▶ _TASK_
Rewrite the stretch of lines from the one containing "178, 244, 192]" through the one containing "132, 450, 160]", substituting "nav-item-label" for every "sidebar-item-label" and keeping everything else identical.

▶ _RAW DATA_
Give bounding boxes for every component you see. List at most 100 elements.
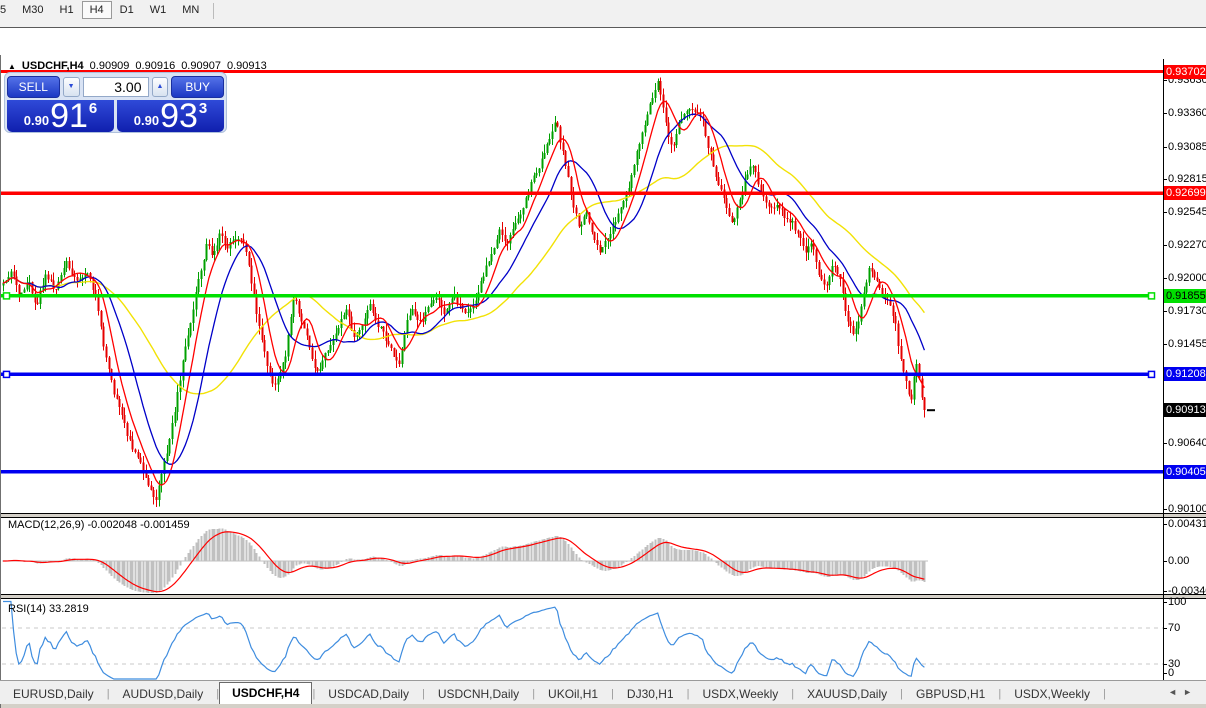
price-tick-label: 0.92545 xyxy=(1168,206,1206,218)
panel-separator[interactable] xyxy=(0,594,1206,599)
tab-scroll-right-icon[interactable]: ► xyxy=(1183,687,1198,697)
price-tick-label: 0.90640 xyxy=(1168,437,1206,449)
tab-separator: | xyxy=(1103,688,1106,704)
line-handle-icon[interactable] xyxy=(1149,293,1155,299)
tab-gbpusd-h1[interactable]: GBPUSD,H1 xyxy=(903,683,998,704)
candles xyxy=(4,78,925,508)
tab-usdchf-h4[interactable]: USDCHF,H4 xyxy=(219,682,312,704)
tab-scroll-arrows[interactable]: ◄► xyxy=(1168,687,1198,697)
tab-usdcad-daily[interactable]: USDCAD,Daily xyxy=(315,683,422,704)
timeframe-button-H4[interactable]: H4 xyxy=(82,1,112,19)
tab-xauusd-daily[interactable]: XAUUSD,Daily xyxy=(794,683,900,704)
ohlc-open: 0.90909 xyxy=(90,60,130,72)
sell-button[interactable]: SELL xyxy=(7,76,60,98)
tab-eurusd-daily[interactable]: EURUSD,Daily xyxy=(0,683,107,704)
sell-price-display[interactable]: 0.90 91 6 xyxy=(7,100,114,132)
toolbar-separator xyxy=(213,3,214,19)
chart-canvas[interactable]: ▲ USDCHF,H4 0.90909 0.90916 0.90907 0.90… xyxy=(0,29,1206,680)
price-tick-mark xyxy=(1163,443,1167,444)
chart-header: ▲ USDCHF,H4 0.90909 0.90916 0.90907 0.90… xyxy=(8,60,267,72)
sell-price-prefix: 0.90 xyxy=(24,113,49,128)
buy-price-pip-digit: 3 xyxy=(199,100,207,117)
macd-tick-label: 0.00431 xyxy=(1168,518,1206,530)
line-handle-icon[interactable] xyxy=(4,293,10,299)
price-tick-mark xyxy=(1163,311,1167,312)
mt4-window: 5M30H1H4D1W1MN ▲ USDCHF,H4 0.90909 0.909… xyxy=(0,0,1206,708)
tab-scroll-left-icon[interactable]: ◄ xyxy=(1168,687,1183,697)
tab-usdcnh-daily[interactable]: USDCNH,Daily xyxy=(425,683,532,704)
rsi-tick-label: 100 xyxy=(1168,596,1186,608)
macd-histogram xyxy=(4,528,925,593)
price-tick-label: 0.92815 xyxy=(1168,173,1206,185)
timeframe-toolbar: 5M30H1H4D1W1MN xyxy=(0,0,1206,28)
tab-usdx-weekly[interactable]: USDX,Weekly xyxy=(1001,683,1103,704)
rsi-line xyxy=(3,602,924,680)
tab-ukoil-h1[interactable]: UKOil,H1 xyxy=(535,683,611,704)
tab-dj30-h1[interactable]: DJ30,H1 xyxy=(614,683,687,704)
macd-tick-label: 0.00 xyxy=(1168,555,1189,567)
timeframe-button-MN[interactable]: MN xyxy=(174,1,207,19)
panel-separator[interactable] xyxy=(0,513,1206,518)
tab-usdx-weekly[interactable]: USDX,Weekly xyxy=(689,683,791,704)
buy-price-big-digits: 93 xyxy=(160,101,198,131)
price-badge-0.91208: 0.91208 xyxy=(1164,367,1206,381)
chart-tab-bar: EURUSD,Daily|AUDUSD,Daily|USDCHF,H4|USDC… xyxy=(0,680,1206,704)
price-tick-label: 0.93085 xyxy=(1168,141,1206,153)
ohlc-close: 0.90913 xyxy=(227,60,267,72)
price-badge-0.92699: 0.92699 xyxy=(1164,186,1206,200)
macd-panel xyxy=(2,528,928,593)
price-badge-0.93702: 0.93702 xyxy=(1164,65,1206,79)
macd-tick-mark xyxy=(1163,591,1167,592)
price-tick-mark xyxy=(1163,80,1167,81)
timeframe-button-H1[interactable]: H1 xyxy=(52,1,82,19)
price-badge-0.91855: 0.91855 xyxy=(1164,289,1206,303)
rsi-tick-label: 70 xyxy=(1168,622,1180,634)
timeframe-button-5[interactable]: 5 xyxy=(0,1,14,19)
rsi-tick-label: 0 xyxy=(1168,667,1174,679)
sell-price-pip-digit: 6 xyxy=(89,100,97,117)
symbol-period-label: USDCHF,H4 xyxy=(22,60,84,72)
price-tick-label: 0.92270 xyxy=(1168,239,1206,251)
timeframe-button-W1[interactable]: W1 xyxy=(142,1,175,19)
price-tick-label: 0.91455 xyxy=(1168,338,1206,350)
price-tick-mark xyxy=(1163,113,1167,114)
volume-input[interactable] xyxy=(83,77,149,97)
buy-button[interactable]: BUY xyxy=(171,76,224,98)
price-tick-label: 0.92000 xyxy=(1168,272,1206,284)
line-handle-icon[interactable] xyxy=(4,371,10,377)
collapse-triangle-icon[interactable]: ▲ xyxy=(8,62,16,71)
price-tick-mark xyxy=(1163,278,1167,279)
timeframe-button-M30[interactable]: M30 xyxy=(14,1,51,19)
line-handle-icon[interactable] xyxy=(1149,371,1155,377)
rsi-tick-mark xyxy=(1163,673,1167,674)
sell-price-big-digits: 91 xyxy=(50,101,88,131)
macd-tick-mark xyxy=(1163,524,1167,525)
macd-tick-mark xyxy=(1163,561,1167,562)
price-badge-0.90405: 0.90405 xyxy=(1164,465,1206,479)
price-tick-label: 0.91730 xyxy=(1168,305,1206,317)
buy-price-prefix: 0.90 xyxy=(134,113,159,128)
timeframe-button-D1[interactable]: D1 xyxy=(112,1,142,19)
macd-signal-line xyxy=(3,532,924,592)
ohlc-high: 0.90916 xyxy=(135,60,175,72)
tab-audusd-daily[interactable]: AUDUSD,Daily xyxy=(110,683,217,704)
price-tick-mark xyxy=(1163,179,1167,180)
rsi-tick-mark xyxy=(1163,628,1167,629)
price-tick-mark xyxy=(1163,147,1167,148)
price-tick-label: 0.90100 xyxy=(1168,503,1206,515)
macd-indicator-label: MACD(12,26,9) -0.002048 -0.001459 xyxy=(8,519,190,531)
rsi-indicator-label: RSI(14) 33.2819 xyxy=(8,603,89,615)
buy-price-display[interactable]: 0.90 93 3 xyxy=(117,100,224,132)
price-tick-mark xyxy=(1163,245,1167,246)
volume-decrease-button[interactable]: ▼ xyxy=(63,77,80,97)
price-tick-mark xyxy=(1163,344,1167,345)
window-left-border xyxy=(0,55,1,708)
price-badge-0.90913: 0.90913 xyxy=(1164,403,1206,417)
moving-averages xyxy=(3,101,924,485)
price-tick-label: 0.93360 xyxy=(1168,107,1206,119)
price-tick-mark xyxy=(1163,212,1167,213)
window-bottom-edge xyxy=(0,704,1206,708)
volume-increase-button[interactable]: ▲ xyxy=(152,77,169,97)
rsi-panel xyxy=(2,602,1163,680)
ohlc-low: 0.90907 xyxy=(181,60,221,72)
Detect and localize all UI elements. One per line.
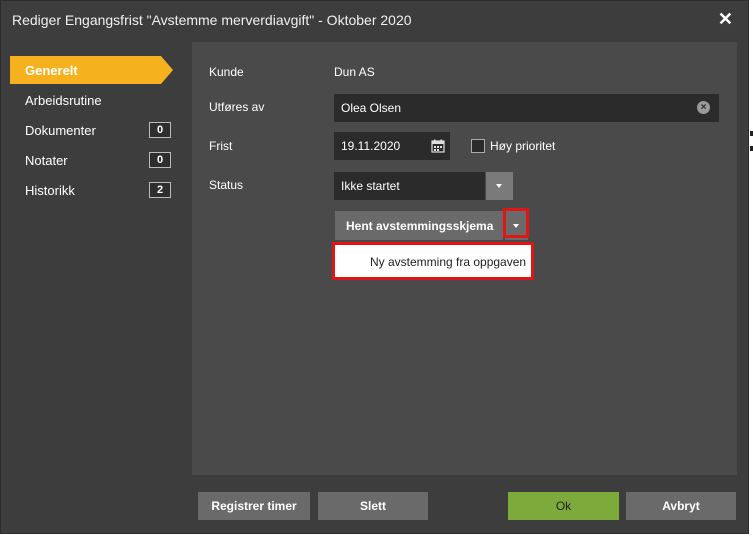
status-label: Status	[209, 178, 244, 192]
background-page-edge	[749, 127, 753, 157]
sidebar-item-label: Notater	[25, 153, 68, 168]
kunde-label: Kunde	[209, 65, 244, 79]
edit-deadline-dialog: Rediger Engangsfrist "Avstemme merverdia…	[0, 0, 749, 534]
close-icon[interactable]: ✕	[718, 10, 733, 28]
utfores-label: Utføres av	[209, 100, 265, 114]
sidebar-item-dokumenter[interactable]: Dokumenter 0	[10, 116, 171, 144]
registrer-timer-button[interactable]: Registrer timer	[198, 492, 310, 520]
sidebar-item-notater[interactable]: Notater 0	[10, 146, 171, 174]
sidebar-item-label: Generelt	[25, 63, 78, 78]
dialog-title: Rediger Engangsfrist "Avstemme merverdia…	[12, 12, 412, 28]
hoy-prioritet-checkbox[interactable]	[471, 139, 485, 153]
sidebar-item-arbeidsrutine[interactable]: Arbeidsrutine	[10, 86, 161, 114]
hent-avstemmingsskjema-button[interactable]: Hent avstemmingsskjema	[335, 211, 503, 240]
count-badge: 0	[149, 152, 171, 168]
calendar-icon[interactable]	[431, 139, 445, 153]
utfores-av-field[interactable]: Olea Olsen ×	[334, 94, 719, 122]
hoy-prioritet-label: Høy prioritet	[490, 139, 556, 153]
sidebar-item-label: Historikk	[25, 183, 75, 198]
menu-item-label: Ny avstemming fra oppgaven	[370, 255, 527, 269]
sidebar-item-historikk[interactable]: Historikk 2	[10, 176, 171, 204]
sidebar-item-label: Arbeidsrutine	[25, 93, 102, 108]
sidebar-nav: Generelt Arbeidsrutine Dokumenter 0 Nota…	[10, 56, 180, 206]
hent-dropdown-menu: Ny avstemming fra oppgaven	[332, 242, 534, 280]
status-dropdown-button[interactable]	[486, 172, 513, 200]
chevron-down-icon	[496, 184, 502, 188]
count-badge: 2	[149, 182, 171, 198]
ok-button[interactable]: Ok	[508, 492, 619, 520]
dialog-titlebar: Rediger Engangsfrist "Avstemme merverdia…	[1, 1, 748, 39]
avbryt-button[interactable]: Avbryt	[626, 492, 736, 520]
frist-date-field[interactable]: 19.11.2020	[334, 132, 450, 160]
sidebar-item-generelt[interactable]: Generelt	[10, 56, 173, 84]
utfores-av-value: Olea Olsen	[341, 101, 402, 115]
clear-icon[interactable]: ×	[697, 101, 710, 114]
hent-button-label: Hent avstemmingsskjema	[346, 219, 494, 233]
status-value: Ikke startet	[341, 179, 400, 193]
frist-label: Frist	[209, 139, 233, 153]
frist-value: 19.11.2020	[341, 139, 401, 153]
status-select[interactable]: Ikke startet	[334, 172, 485, 200]
general-panel: Kunde Dun AS Utføres av Olea Olsen × Fri…	[192, 42, 737, 475]
kunde-value: Dun AS	[334, 65, 375, 79]
slett-button[interactable]: Slett	[318, 492, 428, 520]
menu-item-ny-avstemming[interactable]: Ny avstemming fra oppgaven	[338, 247, 528, 275]
sidebar-item-label: Dokumenter	[25, 123, 96, 138]
count-badge: 0	[149, 122, 171, 138]
highlight-dropdown-toggle	[503, 208, 529, 238]
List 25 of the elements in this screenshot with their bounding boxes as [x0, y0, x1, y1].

▶ _ANSWER TO THE TASK_
status-label: Status	[209, 178, 244, 192]
background-page-edge	[749, 127, 753, 157]
nav-item-label: Notater	[25, 153, 68, 168]
kunde-label: Kunde	[209, 65, 244, 79]
edit-deadline-dialog: Rediger Engangsfrist "Avstemme merverdia…	[0, 0, 749, 534]
close-icon[interactable]: ✕	[718, 10, 733, 28]
utfores-label: Utføres av	[209, 100, 265, 114]
sidebar-item-dokumenter[interactable]: Dokumenter 0	[10, 116, 171, 144]
registrer-timer-button[interactable]: Registrer timer	[198, 492, 310, 520]
sidebar-item-notater[interactable]: Notater 0	[10, 146, 171, 174]
nav-item-label: Generelt	[25, 63, 78, 78]
dialog-title: Rediger Engangsfrist "Avstemme merverdia…	[12, 12, 412, 28]
hoy-prioritet-checkbox[interactable]	[471, 139, 485, 153]
sidebar-item-arbeidsrutine[interactable]: Arbeidsrutine	[10, 86, 161, 114]
hent-avstemmingsskjema-button[interactable]: Hent avstemmingsskjema	[335, 211, 503, 240]
count-badge: 0	[149, 152, 171, 168]
calendar-icon[interactable]	[431, 139, 445, 153]
utfores-av-field[interactable]: Olea Olsen ×	[334, 94, 719, 122]
hoy-prioritet-label: Høy prioritet	[490, 139, 556, 153]
nav-item-label: Historikk	[25, 183, 75, 198]
menu-item-label: Ny avstemming fra oppgaven	[370, 255, 527, 269]
sidebar-item-historikk[interactable]: Historikk 2	[10, 176, 171, 204]
nav-item-label: Arbeidsrutine	[25, 93, 102, 108]
sidebar-nav: Generelt Arbeidsrutine Dokumenter 0 Nota…	[10, 56, 180, 206]
hent-dropdown-menu: Ny avstemming fra oppgaven	[332, 242, 534, 280]
status-dropdown-button[interactable]	[486, 172, 513, 200]
chevron-down-icon	[496, 184, 502, 188]
count-badge: 2	[149, 182, 171, 198]
ok-button[interactable]: Ok	[508, 492, 619, 520]
dialog-titlebar: Rediger Engangsfrist "Avstemme merverdia…	[1, 1, 748, 39]
avbryt-button[interactable]: Avbryt	[626, 492, 736, 520]
frist-date-field[interactable]: 19.11.2020	[334, 132, 450, 160]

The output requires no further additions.